Provided records start
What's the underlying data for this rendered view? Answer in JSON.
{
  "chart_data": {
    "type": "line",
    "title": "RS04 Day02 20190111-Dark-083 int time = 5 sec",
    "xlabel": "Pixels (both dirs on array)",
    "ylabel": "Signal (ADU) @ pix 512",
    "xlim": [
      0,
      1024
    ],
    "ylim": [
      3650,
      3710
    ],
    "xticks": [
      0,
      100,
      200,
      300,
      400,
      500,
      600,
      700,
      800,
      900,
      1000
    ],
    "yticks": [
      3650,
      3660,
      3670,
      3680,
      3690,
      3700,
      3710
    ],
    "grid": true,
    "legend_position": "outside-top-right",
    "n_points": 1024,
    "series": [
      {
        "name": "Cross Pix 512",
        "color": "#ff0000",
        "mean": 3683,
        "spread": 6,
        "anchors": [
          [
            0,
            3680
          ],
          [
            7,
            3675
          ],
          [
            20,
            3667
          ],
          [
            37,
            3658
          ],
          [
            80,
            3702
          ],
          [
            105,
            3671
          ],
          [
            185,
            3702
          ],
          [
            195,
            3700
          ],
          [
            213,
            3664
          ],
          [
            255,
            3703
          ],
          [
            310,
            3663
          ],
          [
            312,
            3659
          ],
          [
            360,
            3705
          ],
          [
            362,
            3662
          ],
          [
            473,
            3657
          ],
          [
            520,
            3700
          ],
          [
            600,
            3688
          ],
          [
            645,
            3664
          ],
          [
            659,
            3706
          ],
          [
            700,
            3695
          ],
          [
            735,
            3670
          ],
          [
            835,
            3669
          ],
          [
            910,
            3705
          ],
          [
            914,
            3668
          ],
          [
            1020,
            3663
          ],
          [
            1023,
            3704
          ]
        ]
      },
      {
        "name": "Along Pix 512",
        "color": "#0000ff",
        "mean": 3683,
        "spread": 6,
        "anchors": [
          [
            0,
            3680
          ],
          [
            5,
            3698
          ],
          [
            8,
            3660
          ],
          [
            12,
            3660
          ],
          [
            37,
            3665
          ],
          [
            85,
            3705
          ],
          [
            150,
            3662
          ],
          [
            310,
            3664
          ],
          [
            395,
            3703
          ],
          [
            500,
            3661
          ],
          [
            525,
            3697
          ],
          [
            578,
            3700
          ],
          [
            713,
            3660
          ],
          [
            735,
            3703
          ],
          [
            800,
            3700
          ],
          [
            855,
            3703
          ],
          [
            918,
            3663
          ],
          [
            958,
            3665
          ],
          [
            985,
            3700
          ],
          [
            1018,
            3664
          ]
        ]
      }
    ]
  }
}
Provided records end
### [Exercise aim]
Please output the entire listing exactly as it stands.

### [Task result]
What's the underlying data for this rendered view? Answer in JSON.
{
  "chart_data": {
    "type": "line",
    "title": "RS04 Day02 20190111-Dark-083 int time = 5 sec",
    "xlabel": "Pixels (both dirs on array)",
    "ylabel": "Signal (ADU) @ pix 512",
    "xlim": [
      0,
      1024
    ],
    "ylim": [
      3650,
      3710
    ],
    "xticks": [
      0,
      100,
      200,
      300,
      400,
      500,
      600,
      700,
      800,
      900,
      1000
    ],
    "yticks": [
      3650,
      3660,
      3670,
      3680,
      3690,
      3700,
      3710
    ],
    "grid": true,
    "legend_position": "outside-top-right",
    "n_points": 1024,
    "series": [
      {
        "name": "Cross Pix 512",
        "color": "#ff0000",
        "mean": 3683,
        "spread": 6,
        "anchors": [
          [
            0,
            3680
          ],
          [
            7,
            3675
          ],
          [
            20,
            3667
          ],
          [
            37,
            3658
          ],
          [
            80,
            3702
          ],
          [
            105,
            3671
          ],
          [
            185,
            3702
          ],
          [
            195,
            3700
          ],
          [
            213,
            3664
          ],
          [
            255,
            3703
          ],
          [
            310,
            3663
          ],
          [
            312,
            3659
          ],
          [
            360,
            3705
          ],
          [
            362,
            3662
          ],
          [
            473,
            3657
          ],
          [
            520,
            3700
          ],
          [
            600,
            3688
          ],
          [
            645,
            3664
          ],
          [
            659,
            3706
          ],
          [
            700,
            3695
          ],
          [
            735,
            3670
          ],
          [
            835,
            3669
          ],
          [
            910,
            3705
          ],
          [
            914,
            3668
          ],
          [
            1020,
            3663
          ],
          [
            1023,
            3704
          ]
        ]
      },
      {
        "name": "Along Pix 512",
        "color": "#0000ff",
        "mean": 3683,
        "spread": 6,
        "anchors": [
          [
            0,
            3680
          ],
          [
            5,
            3698
          ],
          [
            8,
            3660
          ],
          [
            12,
            3660
          ],
          [
            37,
            3665
          ],
          [
            85,
            3705
          ],
          [
            150,
            3662
          ],
          [
            310,
            3664
          ],
          [
            395,
            3703
          ],
          [
            500,
            3661
          ],
          [
            525,
            3697
          ],
          [
            578,
            3700
          ],
          [
            713,
            3660
          ],
          [
            735,
            3703
          ],
          [
            800,
            3700
          ],
          [
            855,
            3703
          ],
          [
            918,
            3663
          ],
          [
            958,
            3665
          ],
          [
            985,
            3700
          ],
          [
            1018,
            3664
          ]
        ]
      }
    ]
  }
}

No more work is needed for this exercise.